Read through the entries below and return each line with the word "disegno".

(Collected data)
=-=-=
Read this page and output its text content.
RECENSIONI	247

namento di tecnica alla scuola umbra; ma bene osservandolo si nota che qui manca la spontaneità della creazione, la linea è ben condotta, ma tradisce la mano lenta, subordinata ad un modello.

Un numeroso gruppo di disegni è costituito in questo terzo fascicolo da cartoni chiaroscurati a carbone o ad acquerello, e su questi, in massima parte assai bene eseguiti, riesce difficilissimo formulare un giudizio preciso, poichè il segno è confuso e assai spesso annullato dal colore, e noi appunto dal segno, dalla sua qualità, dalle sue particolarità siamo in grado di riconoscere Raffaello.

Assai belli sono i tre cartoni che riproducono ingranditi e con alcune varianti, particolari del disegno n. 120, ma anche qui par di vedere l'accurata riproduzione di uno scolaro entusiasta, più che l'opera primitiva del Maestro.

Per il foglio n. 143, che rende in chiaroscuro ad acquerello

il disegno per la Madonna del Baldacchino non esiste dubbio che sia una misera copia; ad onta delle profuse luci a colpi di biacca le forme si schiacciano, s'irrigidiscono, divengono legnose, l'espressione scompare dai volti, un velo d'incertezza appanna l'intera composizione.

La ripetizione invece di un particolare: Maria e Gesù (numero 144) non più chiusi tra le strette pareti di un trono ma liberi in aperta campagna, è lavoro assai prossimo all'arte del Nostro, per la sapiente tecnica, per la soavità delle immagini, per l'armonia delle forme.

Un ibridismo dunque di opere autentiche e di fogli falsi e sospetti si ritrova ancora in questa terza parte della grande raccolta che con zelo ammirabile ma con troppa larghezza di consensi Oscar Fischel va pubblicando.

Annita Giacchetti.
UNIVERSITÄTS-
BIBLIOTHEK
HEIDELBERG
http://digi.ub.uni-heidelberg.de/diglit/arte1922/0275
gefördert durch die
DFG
=-=-=
## [SOLUTION]
Assai belli sono i tre cartoni che riproducono ingranditi e con alcune varianti, particolari del disegno n. 120, ma anche qui par di vedere l'accurata riproduzione di uno scolaro entusiasta, più che l'opera primitiva del Maestro.
il disegno per la Madonna del Baldacchino non esiste dubbio che sia una misera copia; ad onta delle profuse luci a colpi di biacca le forme si schiacciano, s'irrigidiscono, divengono legnose, l'espressione scompare dai volti, un velo d'incertezza appanna l'intera composizione.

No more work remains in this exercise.